Directions:
Leave out the pictures; transcribe all else exactly.

Dataset records:
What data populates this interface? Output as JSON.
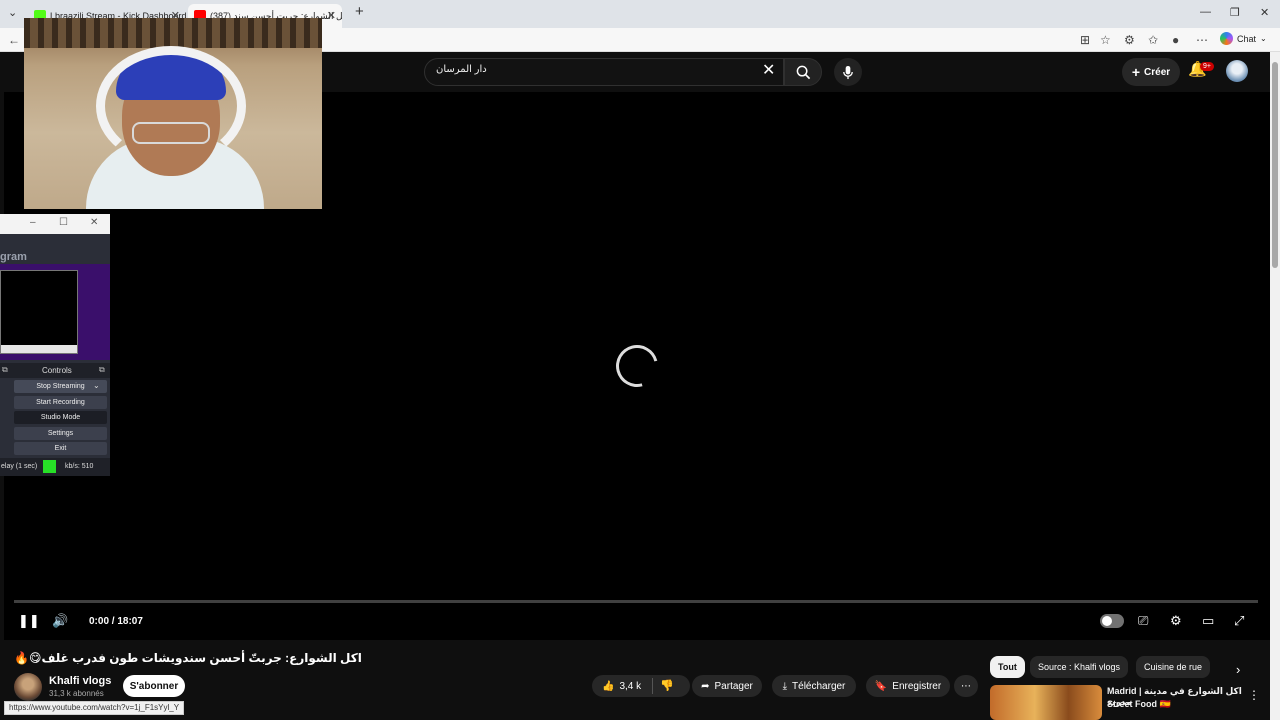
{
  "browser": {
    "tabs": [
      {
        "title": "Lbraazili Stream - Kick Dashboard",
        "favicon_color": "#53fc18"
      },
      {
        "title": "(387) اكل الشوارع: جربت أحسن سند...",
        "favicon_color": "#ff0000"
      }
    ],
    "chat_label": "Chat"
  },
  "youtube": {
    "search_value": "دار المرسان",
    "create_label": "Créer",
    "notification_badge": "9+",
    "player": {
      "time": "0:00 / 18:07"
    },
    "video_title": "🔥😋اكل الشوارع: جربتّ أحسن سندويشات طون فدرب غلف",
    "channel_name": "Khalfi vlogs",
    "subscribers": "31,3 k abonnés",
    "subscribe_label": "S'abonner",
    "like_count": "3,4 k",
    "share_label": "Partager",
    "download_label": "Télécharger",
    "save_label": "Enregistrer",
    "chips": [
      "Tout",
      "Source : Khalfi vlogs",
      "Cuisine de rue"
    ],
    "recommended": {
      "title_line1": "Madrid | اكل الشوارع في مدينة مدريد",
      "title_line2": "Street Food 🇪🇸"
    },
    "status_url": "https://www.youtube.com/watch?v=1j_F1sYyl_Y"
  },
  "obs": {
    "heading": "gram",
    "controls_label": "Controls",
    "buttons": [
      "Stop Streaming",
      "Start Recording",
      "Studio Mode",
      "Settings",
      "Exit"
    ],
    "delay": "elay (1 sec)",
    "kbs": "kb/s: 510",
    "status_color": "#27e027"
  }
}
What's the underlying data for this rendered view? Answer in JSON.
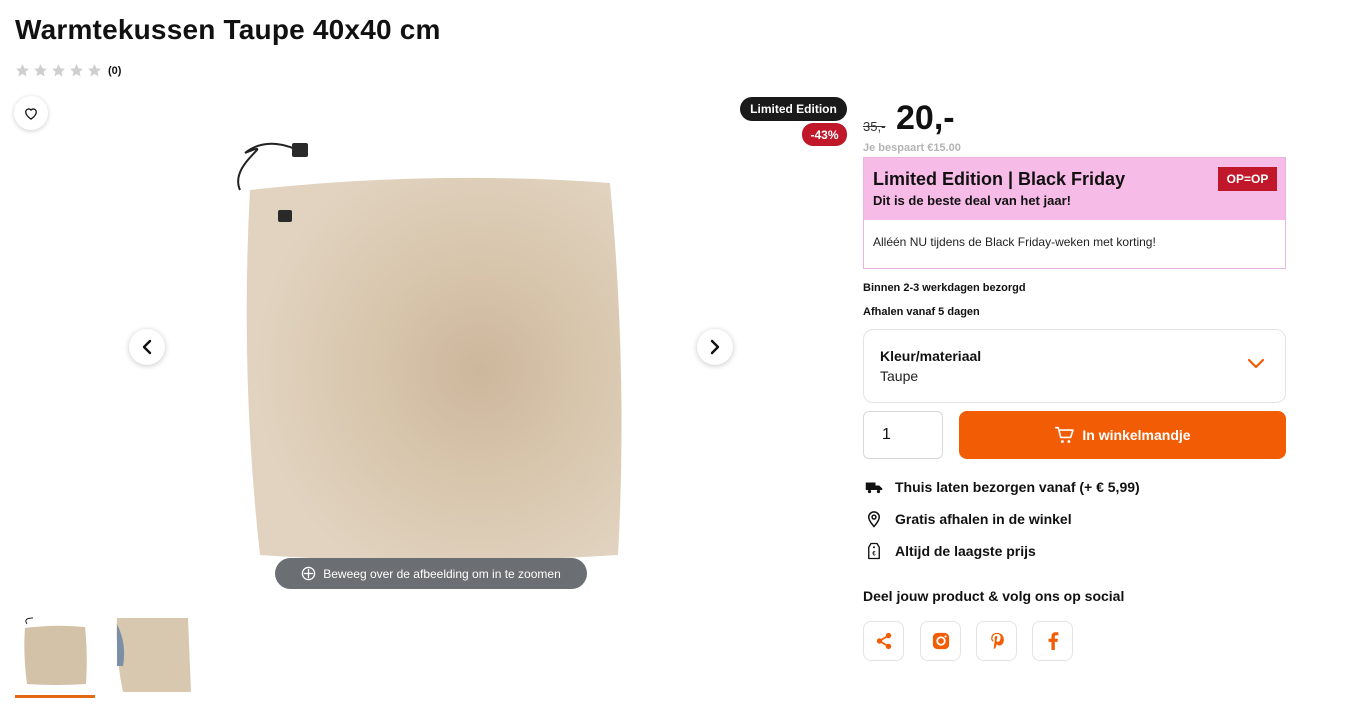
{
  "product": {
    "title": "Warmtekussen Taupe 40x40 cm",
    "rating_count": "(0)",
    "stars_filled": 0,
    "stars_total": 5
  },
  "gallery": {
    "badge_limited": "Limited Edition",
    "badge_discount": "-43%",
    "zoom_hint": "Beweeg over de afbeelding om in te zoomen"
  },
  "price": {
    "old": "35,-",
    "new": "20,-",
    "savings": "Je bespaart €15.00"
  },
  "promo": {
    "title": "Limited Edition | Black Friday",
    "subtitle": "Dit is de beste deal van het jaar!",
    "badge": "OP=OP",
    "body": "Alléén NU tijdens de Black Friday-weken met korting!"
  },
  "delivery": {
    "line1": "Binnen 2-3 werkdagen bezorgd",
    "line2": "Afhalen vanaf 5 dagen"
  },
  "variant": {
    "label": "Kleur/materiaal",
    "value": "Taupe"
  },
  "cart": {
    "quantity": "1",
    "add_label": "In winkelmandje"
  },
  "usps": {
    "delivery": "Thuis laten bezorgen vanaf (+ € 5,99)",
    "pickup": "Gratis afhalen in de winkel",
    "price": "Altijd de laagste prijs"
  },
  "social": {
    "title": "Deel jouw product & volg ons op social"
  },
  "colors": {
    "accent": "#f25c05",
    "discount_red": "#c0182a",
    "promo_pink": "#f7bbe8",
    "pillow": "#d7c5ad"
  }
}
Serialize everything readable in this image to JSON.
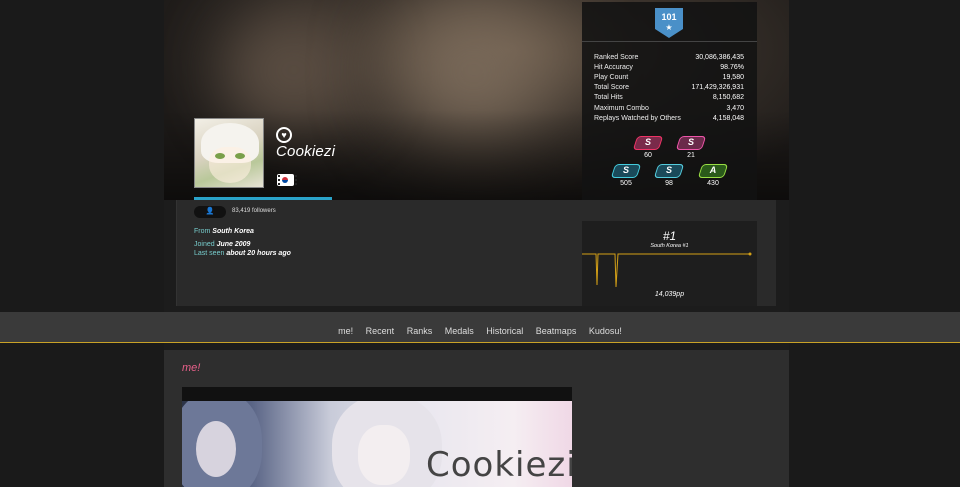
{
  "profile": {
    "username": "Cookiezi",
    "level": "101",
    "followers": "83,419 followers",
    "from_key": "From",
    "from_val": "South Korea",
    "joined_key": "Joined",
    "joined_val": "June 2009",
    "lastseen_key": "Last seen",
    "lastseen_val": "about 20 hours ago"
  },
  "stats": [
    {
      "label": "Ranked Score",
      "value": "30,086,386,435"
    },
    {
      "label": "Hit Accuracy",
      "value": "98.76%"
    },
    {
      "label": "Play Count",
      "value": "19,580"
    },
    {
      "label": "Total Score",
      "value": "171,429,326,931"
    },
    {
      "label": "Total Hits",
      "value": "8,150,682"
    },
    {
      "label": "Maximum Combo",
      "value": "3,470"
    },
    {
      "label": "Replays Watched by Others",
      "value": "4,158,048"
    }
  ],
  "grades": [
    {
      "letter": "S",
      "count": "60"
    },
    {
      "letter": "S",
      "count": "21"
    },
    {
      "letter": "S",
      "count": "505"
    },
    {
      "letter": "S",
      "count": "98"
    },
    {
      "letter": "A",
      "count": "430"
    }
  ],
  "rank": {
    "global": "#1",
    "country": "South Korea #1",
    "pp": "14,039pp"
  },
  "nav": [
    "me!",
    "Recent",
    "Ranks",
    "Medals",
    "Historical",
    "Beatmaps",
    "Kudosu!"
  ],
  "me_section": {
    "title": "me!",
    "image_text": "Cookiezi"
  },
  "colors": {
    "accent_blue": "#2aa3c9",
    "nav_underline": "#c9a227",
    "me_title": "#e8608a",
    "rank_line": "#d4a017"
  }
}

Exercise output:
What data populates this interface? Output as JSON.
{
  "browser": {
    "tabs": [
      {
        "title": "Lbraazili Stream - Kick Dashboard",
        "favicon_color": "#53fc18"
      },
      {
        "title": "(387) اكل الشوارع: جربت أحسن سند...",
        "favicon_color": "#ff0000"
      }
    ],
    "chat_label": "Chat"
  },
  "youtube": {
    "search_value": "دار المرسان",
    "create_label": "Créer",
    "notification_badge": "9+",
    "player": {
      "time": "0:00 / 18:07"
    },
    "video_title": "🔥😋اكل الشوارع: جربتّ أحسن سندويشات طون فدرب غلف",
    "channel_name": "Khalfi vlogs",
    "subscribers": "31,3 k abonnés",
    "subscribe_label": "S'abonner",
    "like_count": "3,4 k",
    "share_label": "Partager",
    "download_label": "Télécharger",
    "save_label": "Enregistrer",
    "chips": [
      "Tout",
      "Source : Khalfi vlogs",
      "Cuisine de rue"
    ],
    "recommended": {
      "title_line1": "Madrid | اكل الشوارع في مدينة مدريد",
      "title_line2": "Street Food 🇪🇸"
    },
    "status_url": "https://www.youtube.com/watch?v=1j_F1sYyl_Y"
  },
  "obs": {
    "heading": "gram",
    "controls_label": "Controls",
    "buttons": [
      "Stop Streaming",
      "Start Recording",
      "Studio Mode",
      "Settings",
      "Exit"
    ],
    "delay": "elay (1 sec)",
    "kbs": "kb/s: 510",
    "status_color": "#27e027"
  }
}
What's the underlying data for this rendered view? Answer in JSON.
{
  "product": {
    "title": "Warmtekussen Taupe 40x40 cm",
    "rating_count": "(0)",
    "stars_filled": 0,
    "stars_total": 5
  },
  "gallery": {
    "badge_limited": "Limited Edition",
    "badge_discount": "-43%",
    "zoom_hint": "Beweeg over de afbeelding om in te zoomen"
  },
  "price": {
    "old": "35,-",
    "new": "20,-",
    "savings": "Je bespaart €15.00"
  },
  "promo": {
    "title": "Limited Edition | Black Friday",
    "subtitle": "Dit is de beste deal van het jaar!",
    "badge": "OP=OP",
    "body": "Alléén NU tijdens de Black Friday-weken met korting!"
  },
  "delivery": {
    "line1": "Binnen 2-3 werkdagen bezorgd",
    "line2": "Afhalen vanaf 5 dagen"
  },
  "variant": {
    "label": "Kleur/materiaal",
    "value": "Taupe"
  },
  "cart": {
    "quantity": "1",
    "add_label": "In winkelmandje"
  },
  "usps": {
    "delivery": "Thuis laten bezorgen vanaf (+ € 5,99)",
    "pickup": "Gratis afhalen in de winkel",
    "price": "Altijd de laagste prijs"
  },
  "social": {
    "title": "Deel jouw product & volg ons op social"
  },
  "colors": {
    "accent": "#f25c05",
    "discount_red": "#c0182a",
    "promo_pink": "#f7bbe8",
    "pillow": "#d7c5ad"
  }
}
Serialize everything readable in this image to JSON.
{
  "profile": {
    "username": "Cookiezi",
    "level": "101",
    "followers": "83,419 followers",
    "from_key": "From",
    "from_val": "South Korea",
    "joined_key": "Joined",
    "joined_val": "June 2009",
    "lastseen_key": "Last seen",
    "lastseen_val": "about 20 hours ago"
  },
  "stats": [
    {
      "label": "Ranked Score",
      "value": "30,086,386,435"
    },
    {
      "label": "Hit Accuracy",
      "value": "98.76%"
    },
    {
      "label": "Play Count",
      "value": "19,580"
    },
    {
      "label": "Total Score",
      "value": "171,429,326,931"
    },
    {
      "label": "Total Hits",
      "value": "8,150,682"
    },
    {
      "label": "Maximum Combo",
      "value": "3,470"
    },
    {
      "label": "Replays Watched by Others",
      "value": "4,158,048"
    }
  ],
  "grades": [
    {
      "letter": "S",
      "count": "60"
    },
    {
      "letter": "S",
      "count": "21"
    },
    {
      "letter": "S",
      "count": "505"
    },
    {
      "letter": "S",
      "count": "98"
    },
    {
      "letter": "A",
      "count": "430"
    }
  ],
  "rank": {
    "global": "#1",
    "country": "South Korea #1",
    "pp": "14,039pp"
  },
  "nav": [
    "me!",
    "Recent",
    "Ranks",
    "Medals",
    "Historical",
    "Beatmaps",
    "Kudosu!"
  ],
  "me_section": {
    "title": "me!",
    "image_text": "Cookiezi"
  },
  "colors": {
    "accent_blue": "#2aa3c9",
    "nav_underline": "#c9a227",
    "me_title": "#e8608a",
    "rank_line": "#d4a017"
  }
}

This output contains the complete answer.